• Data shown
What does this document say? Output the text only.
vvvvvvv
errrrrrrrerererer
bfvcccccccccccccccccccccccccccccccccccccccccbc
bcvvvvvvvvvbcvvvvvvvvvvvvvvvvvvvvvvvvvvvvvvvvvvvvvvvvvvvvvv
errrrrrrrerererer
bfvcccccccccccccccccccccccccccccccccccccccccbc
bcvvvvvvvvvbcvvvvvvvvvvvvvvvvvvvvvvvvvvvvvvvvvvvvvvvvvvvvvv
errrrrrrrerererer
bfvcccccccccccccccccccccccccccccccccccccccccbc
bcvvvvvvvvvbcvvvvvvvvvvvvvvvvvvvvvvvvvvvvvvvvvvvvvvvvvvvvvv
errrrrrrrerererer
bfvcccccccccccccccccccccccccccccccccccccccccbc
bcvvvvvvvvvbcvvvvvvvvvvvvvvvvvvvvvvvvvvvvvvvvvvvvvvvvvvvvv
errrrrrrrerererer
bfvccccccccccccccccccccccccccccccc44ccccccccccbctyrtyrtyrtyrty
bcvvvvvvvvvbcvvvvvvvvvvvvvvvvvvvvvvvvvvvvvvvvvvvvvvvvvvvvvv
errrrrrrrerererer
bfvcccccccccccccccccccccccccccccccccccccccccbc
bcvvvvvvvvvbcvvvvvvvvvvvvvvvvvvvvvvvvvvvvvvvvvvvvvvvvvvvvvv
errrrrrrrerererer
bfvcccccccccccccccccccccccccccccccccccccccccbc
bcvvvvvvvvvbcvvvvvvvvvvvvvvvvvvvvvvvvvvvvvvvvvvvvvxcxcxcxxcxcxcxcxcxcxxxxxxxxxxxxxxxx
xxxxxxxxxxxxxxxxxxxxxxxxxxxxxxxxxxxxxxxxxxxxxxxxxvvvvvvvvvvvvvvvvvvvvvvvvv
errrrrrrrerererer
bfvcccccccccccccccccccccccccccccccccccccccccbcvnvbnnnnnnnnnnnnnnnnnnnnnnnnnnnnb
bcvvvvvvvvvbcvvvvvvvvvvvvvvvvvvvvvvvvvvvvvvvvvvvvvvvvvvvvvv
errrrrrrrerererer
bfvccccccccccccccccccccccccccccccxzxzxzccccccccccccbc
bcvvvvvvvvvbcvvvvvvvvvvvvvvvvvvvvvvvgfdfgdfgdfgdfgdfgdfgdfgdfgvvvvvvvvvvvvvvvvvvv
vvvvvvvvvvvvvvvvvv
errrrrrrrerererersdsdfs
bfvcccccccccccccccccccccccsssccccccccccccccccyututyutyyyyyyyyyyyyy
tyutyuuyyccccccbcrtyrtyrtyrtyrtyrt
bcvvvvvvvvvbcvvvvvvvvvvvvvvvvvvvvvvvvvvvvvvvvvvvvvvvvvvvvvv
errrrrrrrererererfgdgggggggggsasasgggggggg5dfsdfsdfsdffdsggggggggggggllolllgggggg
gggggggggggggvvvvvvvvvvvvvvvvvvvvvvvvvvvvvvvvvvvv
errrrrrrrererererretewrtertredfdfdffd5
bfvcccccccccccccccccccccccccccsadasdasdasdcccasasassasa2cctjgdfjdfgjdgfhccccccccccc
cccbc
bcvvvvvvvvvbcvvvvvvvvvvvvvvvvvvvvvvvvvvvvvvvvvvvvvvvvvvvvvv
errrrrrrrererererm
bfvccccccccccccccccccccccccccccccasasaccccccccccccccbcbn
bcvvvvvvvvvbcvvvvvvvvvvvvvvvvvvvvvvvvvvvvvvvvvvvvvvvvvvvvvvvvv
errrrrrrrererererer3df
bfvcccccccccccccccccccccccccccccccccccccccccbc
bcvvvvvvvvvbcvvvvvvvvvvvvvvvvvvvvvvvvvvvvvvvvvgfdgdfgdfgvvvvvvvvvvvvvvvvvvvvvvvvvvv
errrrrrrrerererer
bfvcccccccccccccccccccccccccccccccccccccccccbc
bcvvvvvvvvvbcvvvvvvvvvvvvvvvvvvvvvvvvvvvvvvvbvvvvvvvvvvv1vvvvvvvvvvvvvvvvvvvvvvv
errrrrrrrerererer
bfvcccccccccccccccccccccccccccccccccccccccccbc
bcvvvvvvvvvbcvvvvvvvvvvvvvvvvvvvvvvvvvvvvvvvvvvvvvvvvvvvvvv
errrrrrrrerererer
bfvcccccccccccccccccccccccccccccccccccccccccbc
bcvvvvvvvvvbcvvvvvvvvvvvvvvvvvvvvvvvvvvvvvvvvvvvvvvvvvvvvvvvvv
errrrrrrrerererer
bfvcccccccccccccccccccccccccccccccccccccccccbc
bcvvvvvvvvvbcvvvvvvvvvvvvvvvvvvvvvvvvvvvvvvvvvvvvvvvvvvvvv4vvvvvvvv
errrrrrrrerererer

• Request
Repeat the records above exactly.

• Answer to the task
What does this document say? Output the text only.
vvvvvvv
errrrrrrrerererer
bfvcccccccccccccccccccccccccccccccccccccccccbc
bcvvvvvvvvvbcvvvvvvvvvvvvvvvvvvvvvvvvvvvvvvvvvvvvvvvvvvvvvv
errrrrrrrerererer
bfvcccccccccccccccccccccccccccccccccccccccccbc
bcvvvvvvvvvbcvvvvvvvvvvvvvvvvvvvvvvvvvvvvvvvvvvvvvvvvvvvvvv
errrrrrrrerererer
bfvcccccccccccccccccccccccccccccccccccccccccbc
bcvvvvvvvvvbcvvvvvvvvvvvvvvvvvvvvvvvvvvvvvvvvvvvvvvvvvvvvvv
errrrrrrrerererer
bfvcccccccccccccccccccccccccccccccccccccccccbc
bcvvvvvvvvvbcvvvvvvvvvvvvvvvvvvvvvvvvvvvvvvvvvvvvvvvvvvvvv
errrrrrrrerererer
bfvccccccccccccccccccccccccccccccc44ccccccccccbctyrtyrtyrtyrty
bcvvvvvvvvvbcvvvvvvvvvvvvvvvvvvvvvvvvvvvvvvvvvvvvvvvvvvvvvv
errrrrrrrerererer
bfvcccccccccccccccccccccccccccccccccccccccccbc
bcvvvvvvvvvbcvvvvvvvvvvvvvvvvvvvvvvvvvvvvvvvvvvvvvvvvvvvvvv
errrrrrrrerererer
bfvcccccccccccccccccccccccccccccccccccccccccbc
bcvvvvvvvvvbcvvvvvvvvvvvvvvvvvvvvvvvvvvvvvvvvvvvvvxcxcxcxxcxcxcxcxcxcxxxxxxxxxxxxxxxx
xxxxxxxxxxxxxxxxxxxxxxxxxxxxxxxxxxxxxxxxxxxxxxxxxvvvvvvvvvvvvvvvvvvvvvvvvv
errrrrrrrerererer
bfvcccccccccccccccccccccccccccccccccccccccccbcvnvbnnnnnnnnnnnnnnnnnnnnnnnnnnnnb
bcvvvvvvvvvbcvvvvvvvvvvvvvvvvvvvvvvvvvvvvvvvvvvvvvvvvvvvvvv
errrrrrrrerererer
bfvccccccccccccccccccccccccccccccxzxzxzccccccccccccbc
bcvvvvvvvvvbcvvvvvvvvvvvvvvvvvvvvvvvgfdfgdfgdfgdfgdfgdfgdfgdfgvvvvvvvvvvvvvvvvvvv
vvvvvvvvvvvvvvvvvv
errrrrrrrerererersdsdfs
bfvcccccccccccccccccccccccsssccccccccccccccccyututyutyyyyyyyyyyyyy
tyutyuuyyccccccbcrtyrtyrtyrtyrtyrt
bcvvvvvvvvvbcvvvvvvvvvvvvvvvvvvvvvvvvvvvvvvvvvvvvvvvvvvvvvv
errrrrrrrererererfgdgggggggggsasasgggggggg5dfsdfsdfsdffdsggggggggggggllolllgggggg
gggggggggggggvvvvvvvvvvvvvvvvvvvvvvvvvvvvvvvvvvvv
errrrrrrrererererretewrtertredfdfdffd5
bfvcccccccccccccccccccccccccccsadasdasdasdcccasasassasa2cctjgdfjdfgjdgfhccccccccccc
cccbc
bcvvvvvvvvvbcvvvvvvvvvvvvvvvvvvvvvvvvvvvvvvvvvvvvvvvvvvvvvv
errrrrrrrererererm
bfvccccccccccccccccccccccccccccccasasaccccccccccccccbcbn
bcvvvvvvvvvbcvvvvvvvvvvvvvvvvvvvvvvvvvvvvvvvvvvvvvvvvvvvvvvvvv
errrrrrrrererererer3df
bfvcccccccccccccccccccccccccccccccccccccccccbc
bcvvvvvvvvvbcvvvvvvvvvvvvvvvvvvvvvvvvvvvvvvvvvgfdgdfgdfgvvvvvvvvvvvvvvvvvvvvvvvvvvv
errrrrrrrerererer
bfvcccccccccccccccccccccccccccccccccccccccccbc
bcvvvvvvvvvbcvvvvvvvvvvvvvvvvvvvvvvvvvvvvvvvbvvvvvvvvvvv1vvvvvvvvvvvvvvvvvvvvvvv
errrrrrrrerererer
bfvcccccccccccccccccccccccccccccccccccccccccbc
bcvvvvvvvvvbcvvvvvvvvvvvvvvvvvvvvvvvvvvvvvvvvvvvvvvvvvvvvvv
errrrrrrrerererer
bfvcccccccccccccccccccccccccccccccccccccccccbc
bcvvvvvvvvvbcvvvvvvvvvvvvvvvvvvvvvvvvvvvvvvvvvvvvvvvvvvvvvvvvv
errrrrrrrerererer
bfvcccccccccccccccccccccccccccccccccccccccccbc
bcvvvvvvvvvbcvvvvvvvvvvvvvvvvvvvvvvvvvvvvvvvvvvvvvvvvvvvvv4vvvvvvvv
errrrrrrrerererer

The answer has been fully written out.